**DATA TO PROCESS:**
-*-*-

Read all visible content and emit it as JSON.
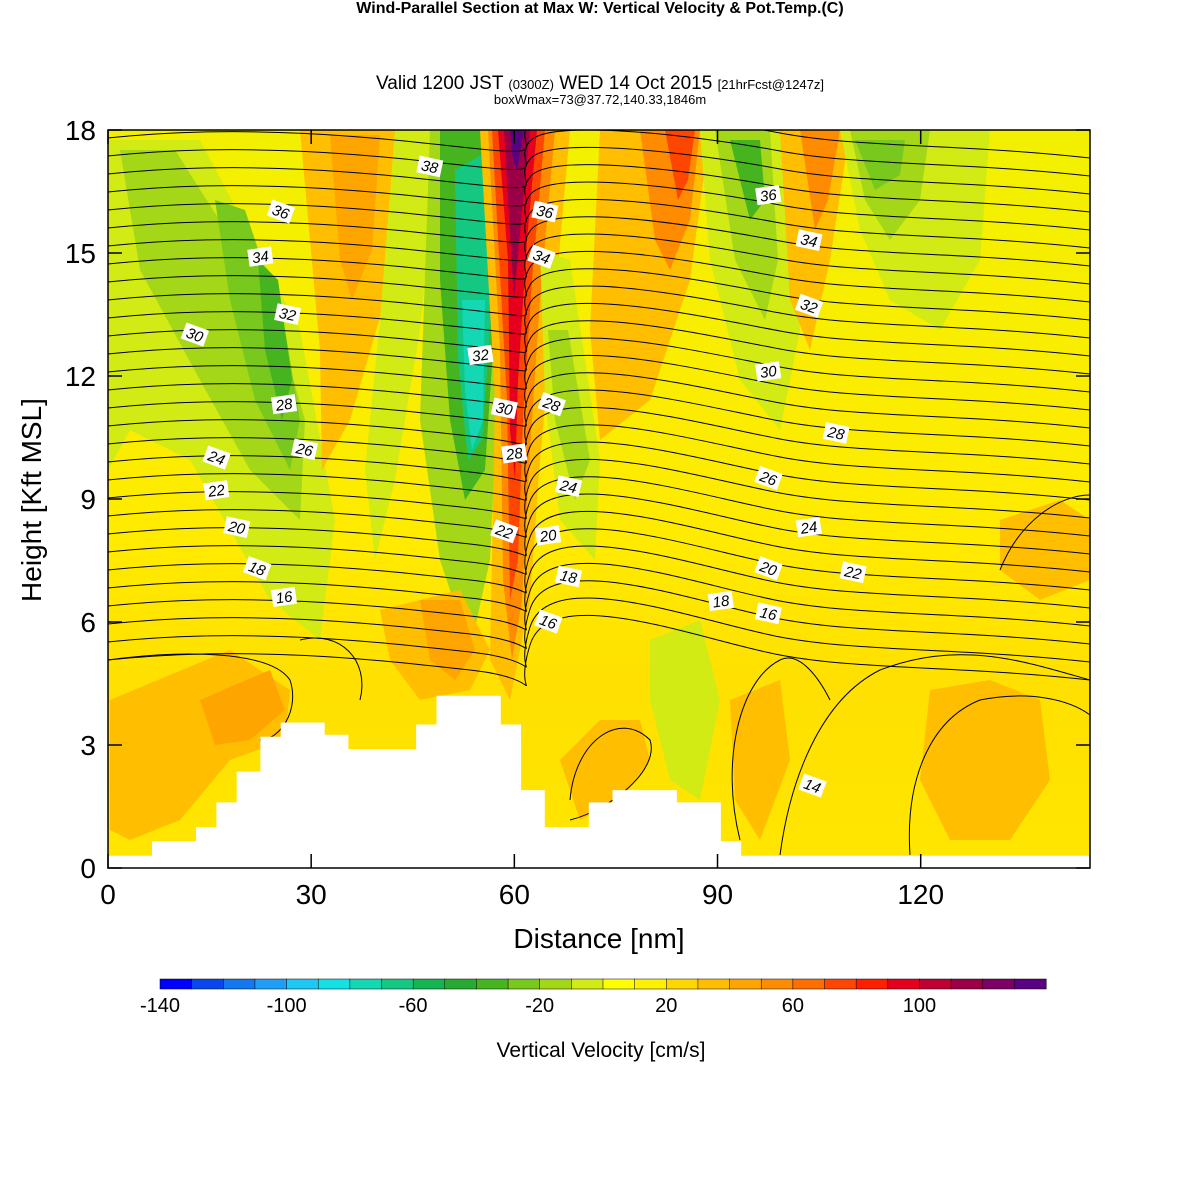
{
  "title": {
    "main": "Wind-Parallel Section at Max W: Vertical Velocity & Pot.Temp.",
    "copyright_mark": "(C)",
    "valid_prefix": "Valid 1200 JST",
    "valid_utc": "(0300Z)",
    "valid_date": "WED 14 Oct 2015",
    "forecast": "[21hrFcst@1247z]",
    "box_info": "boxWmax=73@37.72,140.33,1846m"
  },
  "chart_data": {
    "type": "heatmap",
    "xlabel": "Distance [nm]",
    "ylabel": "Height [Kft MSL]",
    "xlim": [
      0,
      145
    ],
    "ylim": [
      0,
      18
    ],
    "x_ticks": [
      0,
      30,
      60,
      90,
      120
    ],
    "y_ticks": [
      0,
      3,
      6,
      9,
      12,
      15,
      18
    ],
    "fill_field": "Vertical Velocity [cm/s]",
    "contour_field": "Potential Temperature",
    "colorbar": {
      "title": "Vertical Velocity [cm/s]",
      "tick_labels": [
        "-140",
        "-100",
        "-60",
        "-20",
        "20",
        "60",
        "100"
      ],
      "tick_values": [
        -140,
        -100,
        -60,
        -20,
        20,
        60,
        100
      ],
      "range": [
        -140,
        140
      ],
      "step": 10,
      "colors": [
        "#0000ff",
        "#0a46f0",
        "#1478f0",
        "#1e9ff5",
        "#1ec8f5",
        "#14e1e6",
        "#14d7b4",
        "#14c882",
        "#14b450",
        "#28aa32",
        "#46b41e",
        "#78c81e",
        "#a5d719",
        "#d2eb14",
        "#ffff00",
        "#fff000",
        "#ffd700",
        "#ffbe00",
        "#ffa500",
        "#ff8c00",
        "#ff6e00",
        "#ff4600",
        "#ff1e00",
        "#e6001e",
        "#be0032",
        "#9b0046",
        "#7d0064",
        "#5a0082"
      ]
    },
    "terrain_profile": [
      [
        0,
        0.3
      ],
      [
        6.5,
        0.3
      ],
      [
        6.5,
        0.65
      ],
      [
        13,
        0.65
      ],
      [
        13,
        1.0
      ],
      [
        16,
        1.0
      ],
      [
        16,
        1.6
      ],
      [
        19,
        1.6
      ],
      [
        19,
        2.35
      ],
      [
        22.5,
        2.35
      ],
      [
        22.5,
        3.2
      ],
      [
        25.5,
        3.2
      ],
      [
        25.5,
        3.55
      ],
      [
        32,
        3.55
      ],
      [
        32,
        3.25
      ],
      [
        35.5,
        3.25
      ],
      [
        35.5,
        2.9
      ],
      [
        45.5,
        2.9
      ],
      [
        45.5,
        3.5
      ],
      [
        48.5,
        3.5
      ],
      [
        48.5,
        4.2
      ],
      [
        58,
        4.2
      ],
      [
        58,
        3.5
      ],
      [
        61,
        3.5
      ],
      [
        61,
        1.9
      ],
      [
        64.5,
        1.9
      ],
      [
        64.5,
        1.0
      ],
      [
        71,
        1.0
      ],
      [
        71,
        1.6
      ],
      [
        74.5,
        1.6
      ],
      [
        74.5,
        1.9
      ],
      [
        84,
        1.9
      ],
      [
        84,
        1.6
      ],
      [
        90.5,
        1.6
      ],
      [
        90.5,
        0.65
      ],
      [
        93.5,
        0.65
      ],
      [
        93.5,
        0.3
      ],
      [
        145,
        0.3
      ]
    ],
    "theta_contour_labels": [
      {
        "value": "38",
        "x": 47.5,
        "y": 17.1
      },
      {
        "value": "36",
        "x": 25.5,
        "y": 16.0
      },
      {
        "value": "34",
        "x": 22.5,
        "y": 14.9
      },
      {
        "value": "32",
        "x": 26.5,
        "y": 13.5
      },
      {
        "value": "30",
        "x": 12.8,
        "y": 13.0
      },
      {
        "value": "28",
        "x": 26.0,
        "y": 11.3
      },
      {
        "value": "26",
        "x": 29.0,
        "y": 10.2
      },
      {
        "value": "24",
        "x": 16.0,
        "y": 10.0
      },
      {
        "value": "22",
        "x": 16.0,
        "y": 9.2
      },
      {
        "value": "20",
        "x": 19.0,
        "y": 8.3
      },
      {
        "value": "18",
        "x": 22.0,
        "y": 7.3
      },
      {
        "value": "16",
        "x": 26.0,
        "y": 6.6
      },
      {
        "value": "36",
        "x": 64.5,
        "y": 16.0
      },
      {
        "value": "34",
        "x": 64.0,
        "y": 14.9
      },
      {
        "value": "32",
        "x": 55.0,
        "y": 12.5
      },
      {
        "value": "30",
        "x": 58.5,
        "y": 11.2
      },
      {
        "value": "28",
        "x": 65.5,
        "y": 11.3
      },
      {
        "value": "28",
        "x": 60.0,
        "y": 10.1
      },
      {
        "value": "24",
        "x": 68.0,
        "y": 9.3
      },
      {
        "value": "22",
        "x": 58.5,
        "y": 8.2
      },
      {
        "value": "20",
        "x": 65.0,
        "y": 8.1
      },
      {
        "value": "18",
        "x": 68.0,
        "y": 7.1
      },
      {
        "value": "16",
        "x": 65.0,
        "y": 6.0
      },
      {
        "value": "36",
        "x": 97.5,
        "y": 16.4
      },
      {
        "value": "34",
        "x": 103.5,
        "y": 15.3
      },
      {
        "value": "32",
        "x": 103.5,
        "y": 13.7
      },
      {
        "value": "30",
        "x": 97.5,
        "y": 12.1
      },
      {
        "value": "28",
        "x": 107.5,
        "y": 10.6
      },
      {
        "value": "26",
        "x": 97.5,
        "y": 9.5
      },
      {
        "value": "24",
        "x": 103.5,
        "y": 8.3
      },
      {
        "value": "22",
        "x": 110.0,
        "y": 7.2
      },
      {
        "value": "20",
        "x": 97.5,
        "y": 7.3
      },
      {
        "value": "18",
        "x": 90.5,
        "y": 6.5
      },
      {
        "value": "16",
        "x": 97.5,
        "y": 6.2
      },
      {
        "value": "14",
        "x": 104.0,
        "y": 2.0
      }
    ]
  }
}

-*-*-

**WHAT YOU WILL DO:** Go through the material and select each line with the string "Vertical" in it.

**WORKED ANSWER:**
    "main": "Wind-Parallel Section at Max W: Vertical Velocity & Pot.Temp.",
    "fill_field": "Vertical Velocity [cm/s]",
      "title": "Vertical Velocity [cm/s]",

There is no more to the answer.